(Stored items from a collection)

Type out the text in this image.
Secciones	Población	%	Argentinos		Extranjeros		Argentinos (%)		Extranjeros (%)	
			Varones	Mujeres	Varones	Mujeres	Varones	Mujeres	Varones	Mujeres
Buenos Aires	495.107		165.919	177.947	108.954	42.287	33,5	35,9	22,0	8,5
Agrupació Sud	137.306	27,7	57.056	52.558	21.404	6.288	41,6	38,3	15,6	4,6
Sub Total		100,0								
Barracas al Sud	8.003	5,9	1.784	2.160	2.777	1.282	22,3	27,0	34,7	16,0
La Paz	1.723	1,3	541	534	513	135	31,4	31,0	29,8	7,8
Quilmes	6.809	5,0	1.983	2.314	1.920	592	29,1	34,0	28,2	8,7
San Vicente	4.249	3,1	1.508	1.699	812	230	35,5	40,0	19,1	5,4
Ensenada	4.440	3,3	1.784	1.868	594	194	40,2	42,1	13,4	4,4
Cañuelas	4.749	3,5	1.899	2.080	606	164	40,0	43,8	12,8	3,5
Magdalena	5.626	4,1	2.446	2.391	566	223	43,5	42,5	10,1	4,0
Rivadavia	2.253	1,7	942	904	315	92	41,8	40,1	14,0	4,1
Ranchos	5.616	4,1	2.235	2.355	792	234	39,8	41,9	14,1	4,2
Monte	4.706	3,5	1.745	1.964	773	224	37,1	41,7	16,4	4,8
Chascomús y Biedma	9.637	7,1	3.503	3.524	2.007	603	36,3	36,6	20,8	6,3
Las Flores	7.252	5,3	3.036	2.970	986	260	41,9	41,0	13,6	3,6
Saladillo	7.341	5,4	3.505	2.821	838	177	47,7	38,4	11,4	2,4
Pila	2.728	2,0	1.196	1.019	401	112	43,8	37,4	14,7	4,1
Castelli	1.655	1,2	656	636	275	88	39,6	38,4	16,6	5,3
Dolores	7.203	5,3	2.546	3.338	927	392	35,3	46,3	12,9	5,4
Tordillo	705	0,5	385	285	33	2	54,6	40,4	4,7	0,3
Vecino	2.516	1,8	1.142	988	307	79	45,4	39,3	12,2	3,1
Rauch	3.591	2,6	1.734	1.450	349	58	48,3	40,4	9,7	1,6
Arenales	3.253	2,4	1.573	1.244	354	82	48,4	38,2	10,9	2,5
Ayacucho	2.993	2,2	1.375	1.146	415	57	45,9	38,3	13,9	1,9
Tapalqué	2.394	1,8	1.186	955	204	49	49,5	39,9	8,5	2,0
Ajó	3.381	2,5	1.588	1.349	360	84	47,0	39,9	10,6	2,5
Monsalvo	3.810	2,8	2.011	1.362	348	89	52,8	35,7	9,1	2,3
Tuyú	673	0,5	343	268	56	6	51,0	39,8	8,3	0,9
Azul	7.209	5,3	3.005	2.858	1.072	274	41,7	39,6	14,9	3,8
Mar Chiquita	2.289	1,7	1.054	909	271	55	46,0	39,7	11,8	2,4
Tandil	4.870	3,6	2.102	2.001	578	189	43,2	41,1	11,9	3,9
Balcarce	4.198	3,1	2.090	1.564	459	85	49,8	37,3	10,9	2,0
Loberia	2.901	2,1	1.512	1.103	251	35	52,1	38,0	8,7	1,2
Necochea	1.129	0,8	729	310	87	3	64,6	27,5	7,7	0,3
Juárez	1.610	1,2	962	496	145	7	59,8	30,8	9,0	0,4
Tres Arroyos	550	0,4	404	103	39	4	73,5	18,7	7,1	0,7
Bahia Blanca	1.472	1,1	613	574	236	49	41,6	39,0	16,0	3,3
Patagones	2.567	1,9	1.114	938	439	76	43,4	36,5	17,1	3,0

Required work: Go back to the listing above and please repeat it exactly.

Full answer:
Type out the text in this image.
Secciones	Población	%	Argentinos		Extranjeros		Argentinos (%)		Extranjeros (%)	
			Varones	Mujeres	Varones	Mujeres	Varones	Mujeres	Varones	Mujeres
Buenos Aires	495.107		165.919	177.947	108.954	42.287	33,5	35,9	22,0	8,5
Agrupació Sud	137.306	27,7	57.056	52.558	21.404	6.288	41,6	38,3	15,6	4,6
Sub Total		100,0								
Barracas al Sud	8.003	5,9	1.784	2.160	2.777	1.282	22,3	27,0	34,7	16,0
La Paz	1.723	1,3	541	534	513	135	31,4	31,0	29,8	7,8
Quilmes	6.809	5,0	1.983	2.314	1.920	592	29,1	34,0	28,2	8,7
San Vicente	4.249	3,1	1.508	1.699	812	230	35,5	40,0	19,1	5,4
Ensenada	4.440	3,3	1.784	1.868	594	194	40,2	42,1	13,4	4,4
Cañuelas	4.749	3,5	1.899	2.080	606	164	40,0	43,8	12,8	3,5
Magdalena	5.626	4,1	2.446	2.391	566	223	43,5	42,5	10,1	4,0
Rivadavia	2.253	1,7	942	904	315	92	41,8	40,1	14,0	4,1
Ranchos	5.616	4,1	2.235	2.355	792	234	39,8	41,9	14,1	4,2
Monte	4.706	3,5	1.745	1.964	773	224	37,1	41,7	16,4	4,8
Chascomús y Biedma	9.637	7,1	3.503	3.524	2.007	603	36,3	36,6	20,8	6,3
Las Flores	7.252	5,3	3.036	2.970	986	260	41,9	41,0	13,6	3,6
Saladillo	7.341	5,4	3.505	2.821	838	177	47,7	38,4	11,4	2,4
Pila	2.728	2,0	1.196	1.019	401	112	43,8	37,4	14,7	4,1
Castelli	1.655	1,2	656	636	275	88	39,6	38,4	16,6	5,3
Dolores	7.203	5,3	2.546	3.338	927	392	35,3	46,3	12,9	5,4
Tordillo	705	0,5	385	285	33	2	54,6	40,4	4,7	0,3
Vecino	2.516	1,8	1.142	988	307	79	45,4	39,3	12,2	3,1
Rauch	3.591	2,6	1.734	1.450	349	58	48,3	40,4	9,7	1,6
Arenales	3.253	2,4	1.573	1.244	354	82	48,4	38,2	10,9	2,5
Ayacucho	2.993	2,2	1.375	1.146	415	57	45,9	38,3	13,9	1,9
Tapalqué	2.394	1,8	1.186	955	204	49	49,5	39,9	8,5	2,0
Ajó	3.381	2,5	1.588	1.349	360	84	47,0	39,9	10,6	2,5
Monsalvo	3.810	2,8	2.011	1.362	348	89	52,8	35,7	9,1	2,3
Tuyú	673	0,5	343	268	56	6	51,0	39,8	8,3	0,9
Azul	7.209	5,3	3.005	2.858	1.072	274	41,7	39,6	14,9	3,8
Mar Chiquita	2.289	1,7	1.054	909	271	55	46,0	39,7	11,8	2,4
Tandil	4.870	3,6	2.102	2.001	578	189	43,2	41,1	11,9	3,9
Balcarce	4.198	3,1	2.090	1.564	459	85	49,8	37,3	10,9	2,0
Loberia	2.901	2,1	1.512	1.103	251	35	52,1	38,0	8,7	1,2
Necochea	1.129	0,8	729	310	87	3	64,6	27,5	7,7	0,3
Juárez	1.610	1,2	962	496	145	7	59,8	30,8	9,0	0,4
Tres Arroyos	550	0,4	404	103	39	4	73,5	18,7	7,1	0,7
Bahia Blanca	1.472	1,1	613	574	236	49	41,6	39,0	16,0	3,3
Patagones	2.567	1,9	1.114	938	439	76	43,4	36,5	17,1	3,0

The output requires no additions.